[REQUEST] Reproduce all the material exactly, minus any pictures it holds.

——————————

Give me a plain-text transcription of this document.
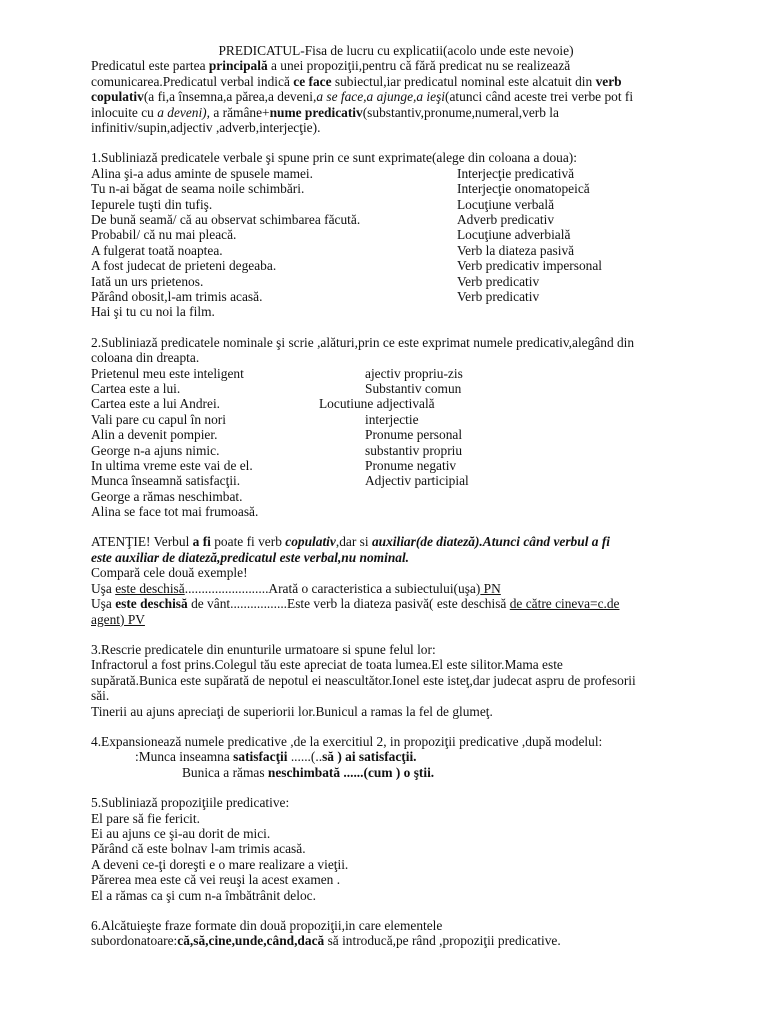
PREDICATUL-Fisa de lucru cu explicatii(acolo unde este nevoie)
Predicatul este partea principală a unei propoziţii,pentru că fără predicat nu se realizează
comunicarea.Predicatul verbal indică ce face subiectul,iar predicatul nominal este alcatuit din verb
copulativ(a fi,a însemna,a părea,a deveni,a se face,a ajunge,a ieşi(atunci când aceste trei verbe pot fi
inlocuite cu a deveni), a rămâne+nume predicativ(substantiv,pronume,numeral,verb la
infinitiv/supin,adjectiv ,adverb,interjecţie).
1.Subliniază predicatele verbale şi spune prin ce sunt exprimate(alege din coloana a doua):
Alina şi-a adus aminte de spusele mamei.	Interjecţie predicativă
Tu n-ai băgat de seama noile schimbări.	Interjecţie onomatopeică
Iepurele tuşti din tufiş.	Locuţiune verbală
De bună seamă/ că au observat schimbarea făcută.	Adverb predicativ
Probabil/ că nu mai pleacă.	Locuţiune adverbială
A fulgerat toată noaptea.	Verb la diateza pasivă
A fost judecat de prieteni degeaba.	Verb predicativ impersonal
Iată un urs prietenos.	Verb predicativ
Părând obosit,l-am trimis acasă.	Verb predicativ
Hai şi tu cu noi la film.
2.Subliniază predicatele nominale şi scrie ,alături,prin ce este exprimat numele predicativ,alegând din
coloana din dreapta.
Prietenul meu este inteligent	ajectiv propriu-zis
Cartea este a lui.	Substantiv comun
Cartea este a lui Andrei.	Locutiune adjectivală
Vali pare cu capul în nori	interjectie
Alin a devenit pompier.	Pronume personal
George n-a ajuns nimic.	substantiv propriu
In ultima vreme este vai de el.	Pronume negativ
Munca înseamnă satisfacţii.	Adjectiv participial
George a rămas neschimbat.
Alina se face tot mai frumoasă.
ATENŢIE! Verbul a fi poate fi verb copulativ,dar si auxiliar(de diateză).Atunci când verbul a fi
este auxiliar de diateză,predicatul este verbal,nu nominal.
Compară cele două exemple!
Uşa este deschisă.........................Arată o caracteristica a subiectului(uşa) PN
Uşa este deschisă de vânt.................Este verb la diateza pasivă( este deschisă de către cineva=c.de
agent) PV
3.Rescrie predicatele din enunturile urmatoare si spune felul lor:
Infractorul a fost prins.Colegul tău este apreciat de toata lumea.El este silitor.Mama este
supărată.Bunica este supărată de nepotul ei neascultător.Ionel este isteţ,dar judecat aspru de profesorii
săi.
Tinerii au ajuns apreciaţi de superiorii lor.Bunicul a ramas la fel de glumeţ.
4.Expansionează numele predicative ,de la exercitiul 2, in propoziţii predicative ,după modelul:
:Munca inseamna satisfacţii ......(..să ) ai satisfacţii.
Bunica a rămas neschimbată ......(cum ) o ştii.
5.Subliniază propoziţiile predicative:
El pare să fie fericit.
Ei au ajuns ce şi-au dorit de mici.
Părând că este bolnav l-am trimis acasă.
A deveni ce-ţi doreşti e o mare realizare a vieţii.
Părerea mea este că vei reuşi la acest examen .
El a rămas ca şi cum n-a îmbătrânit deloc.
6.Alcătuieşte fraze formate din două propoziţii,in care elementele
subordonatoare:că,să,cine,unde,când,dacă să introducă,pe rând ,propoziţii predicative.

——————————

[WRITTEN ANSWER]
Give me a plain-text transcription of this document.
PREDICATUL-Fisa de lucru cu explicatii(acolo unde este nevoie)
Predicatul este partea principală a unei propoziţii,pentru că fără predicat nu se realizează
comunicarea.Predicatul verbal indică ce face subiectul,iar predicatul nominal este alcatuit din verb
copulativ(a fi,a însemna,a părea,a deveni,a se face,a ajunge,a ieşi(atunci când aceste trei verbe pot fi
inlocuite cu a deveni), a rămâne+nume predicativ(substantiv,pronume,numeral,verb la
infinitiv/supin,adjectiv ,adverb,interjecţie).
1.Subliniază predicatele verbale şi spune prin ce sunt exprimate(alege din coloana a doua):
Alina şi-a adus aminte de spusele mamei.	Interjecţie predicativă
Tu n-ai băgat de seama noile schimbări.	Interjecţie onomatopeică
Iepurele tuşti din tufiş.	Locuţiune verbală
De bună seamă/ că au observat schimbarea făcută.	Adverb predicativ
Probabil/ că nu mai pleacă.	Locuţiune adverbială
A fulgerat toată noaptea.	Verb la diateza pasivă
A fost judecat de prieteni degeaba.	Verb predicativ impersonal
Iată un urs prietenos.	Verb predicativ
Părând obosit,l-am trimis acasă.	Verb predicativ
Hai şi tu cu noi la film.
2.Subliniază predicatele nominale şi scrie ,alături,prin ce este exprimat numele predicativ,alegând din
coloana din dreapta.
Prietenul meu este inteligent	ajectiv propriu-zis
Cartea este a lui.	Substantiv comun
Cartea este a lui Andrei.	Locutiune adjectivală
Vali pare cu capul în nori	interjectie
Alin a devenit pompier.	Pronume personal
George n-a ajuns nimic.	substantiv propriu
In ultima vreme este vai de el.	Pronume negativ
Munca înseamnă satisfacţii.	Adjectiv participial
George a rămas neschimbat.
Alina se face tot mai frumoasă.
ATENŢIE! Verbul a fi poate fi verb copulativ,dar si auxiliar(de diateză).Atunci când verbul a fi
este auxiliar de diateză,predicatul este verbal,nu nominal.
Compară cele două exemple!
Uşa este deschisă.........................Arată o caracteristica a subiectului(uşa) PN
Uşa este deschisă de vânt.................Este verb la diateza pasivă( este deschisă de către cineva=c.de
agent) PV
3.Rescrie predicatele din enunturile urmatoare si spune felul lor:
Infractorul a fost prins.Colegul tău este apreciat de toata lumea.El este silitor.Mama este
supărată.Bunica este supărată de nepotul ei neascultător.Ionel este isteţ,dar judecat aspru de profesorii
săi.
Tinerii au ajuns apreciaţi de superiorii lor.Bunicul a ramas la fel de glumeţ.
4.Expansionează numele predicative ,de la exercitiul 2, in propoziţii predicative ,după modelul:
:Munca inseamna satisfacţii ......(..să ) ai satisfacţii.
Bunica a rămas neschimbată ......(cum ) o ştii.
5.Subliniază propoziţiile predicative:
El pare să fie fericit.
Ei au ajuns ce şi-au dorit de mici.
Părând că este bolnav l-am trimis acasă.
A deveni ce-ţi doreşti e o mare realizare a vieţii.
Părerea mea este că vei reuşi la acest examen .
El a rămas ca şi cum n-a îmbătrânit deloc.
6.Alcătuieşte fraze formate din două propoziţii,in care elementele
subordonatoare:că,să,cine,unde,când,dacă să introducă,pe rând ,propoziţii predicative.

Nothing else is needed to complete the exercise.